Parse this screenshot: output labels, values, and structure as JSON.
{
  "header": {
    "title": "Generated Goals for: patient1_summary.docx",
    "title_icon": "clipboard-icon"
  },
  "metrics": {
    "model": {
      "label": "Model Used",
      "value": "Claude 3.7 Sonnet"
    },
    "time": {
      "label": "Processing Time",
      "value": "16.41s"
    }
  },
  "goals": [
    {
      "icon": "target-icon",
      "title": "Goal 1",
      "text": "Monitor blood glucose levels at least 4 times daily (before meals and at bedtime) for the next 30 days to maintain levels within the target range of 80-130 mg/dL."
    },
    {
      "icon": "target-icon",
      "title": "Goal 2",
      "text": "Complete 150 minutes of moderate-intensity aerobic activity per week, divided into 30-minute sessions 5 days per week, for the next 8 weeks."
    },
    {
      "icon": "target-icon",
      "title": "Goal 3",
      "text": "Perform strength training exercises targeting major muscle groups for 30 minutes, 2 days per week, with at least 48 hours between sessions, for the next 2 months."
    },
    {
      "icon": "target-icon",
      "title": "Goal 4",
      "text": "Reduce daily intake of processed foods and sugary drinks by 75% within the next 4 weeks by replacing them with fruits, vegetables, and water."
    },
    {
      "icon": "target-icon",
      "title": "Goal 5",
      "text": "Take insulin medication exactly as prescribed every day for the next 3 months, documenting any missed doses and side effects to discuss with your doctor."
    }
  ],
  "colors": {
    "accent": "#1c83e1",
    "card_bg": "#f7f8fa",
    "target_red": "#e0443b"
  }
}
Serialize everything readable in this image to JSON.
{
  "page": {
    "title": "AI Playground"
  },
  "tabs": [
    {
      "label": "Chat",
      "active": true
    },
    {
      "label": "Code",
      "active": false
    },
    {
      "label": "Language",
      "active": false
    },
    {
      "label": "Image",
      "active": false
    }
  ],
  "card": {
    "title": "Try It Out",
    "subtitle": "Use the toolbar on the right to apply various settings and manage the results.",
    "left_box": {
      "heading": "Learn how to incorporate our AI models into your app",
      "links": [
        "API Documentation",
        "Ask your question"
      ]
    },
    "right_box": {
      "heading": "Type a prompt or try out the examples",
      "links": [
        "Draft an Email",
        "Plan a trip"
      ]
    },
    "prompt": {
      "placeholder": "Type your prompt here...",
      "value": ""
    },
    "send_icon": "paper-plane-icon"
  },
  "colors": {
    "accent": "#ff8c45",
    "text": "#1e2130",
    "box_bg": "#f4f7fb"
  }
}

* WHAT IS BEING ASKED *
Exactly reproduce all of the entries above.

* CORRECT RESULT *
Parse this screenshot: output labels, values, and structure as JSON.
{
  "header": {
    "title": "Generated Goals for: patient1_summary.docx",
    "title_icon": "clipboard-icon"
  },
  "metrics": {
    "model": {
      "label": "Model Used",
      "value": "Claude 3.7 Sonnet"
    },
    "time": {
      "label": "Processing Time",
      "value": "16.41s"
    }
  },
  "goals": [
    {
      "icon": "target-icon",
      "title": "Goal 1",
      "text": "Monitor blood glucose levels at least 4 times daily (before meals and at bedtime) for the next 30 days to maintain levels within the target range of 80-130 mg/dL."
    },
    {
      "icon": "target-icon",
      "title": "Goal 2",
      "text": "Complete 150 minutes of moderate-intensity aerobic activity per week, divided into 30-minute sessions 5 days per week, for the next 8 weeks."
    },
    {
      "icon": "target-icon",
      "title": "Goal 3",
      "text": "Perform strength training exercises targeting major muscle groups for 30 minutes, 2 days per week, with at least 48 hours between sessions, for the next 2 months."
    },
    {
      "icon": "target-icon",
      "title": "Goal 4",
      "text": "Reduce daily intake of processed foods and sugary drinks by 75% within the next 4 weeks by replacing them with fruits, vegetables, and water."
    },
    {
      "icon": "target-icon",
      "title": "Goal 5",
      "text": "Take insulin medication exactly as prescribed every day for the next 3 months, documenting any missed doses and side effects to discuss with your doctor."
    }
  ],
  "colors": {
    "accent": "#1c83e1",
    "card_bg": "#f7f8fa",
    "target_red": "#e0443b"
  }
}
Serialize everything readable in this image to JSON.
{
  "page": {
    "title": "AI Playground"
  },
  "tabs": [
    {
      "label": "Chat",
      "active": true
    },
    {
      "label": "Code",
      "active": false
    },
    {
      "label": "Language",
      "active": false
    },
    {
      "label": "Image",
      "active": false
    }
  ],
  "card": {
    "title": "Try It Out",
    "subtitle": "Use the toolbar on the right to apply various settings and manage the results.",
    "left_box": {
      "heading": "Learn how to incorporate our AI models into your app",
      "links": [
        "API Documentation",
        "Ask your question"
      ]
    },
    "right_box": {
      "heading": "Type a prompt or try out the examples",
      "links": [
        "Draft an Email",
        "Plan a trip"
      ]
    },
    "prompt": {
      "placeholder": "Type your prompt here...",
      "value": ""
    },
    "send_icon": "paper-plane-icon"
  },
  "colors": {
    "accent": "#ff8c45",
    "text": "#1e2130",
    "box_bg": "#f4f7fb"
  }
}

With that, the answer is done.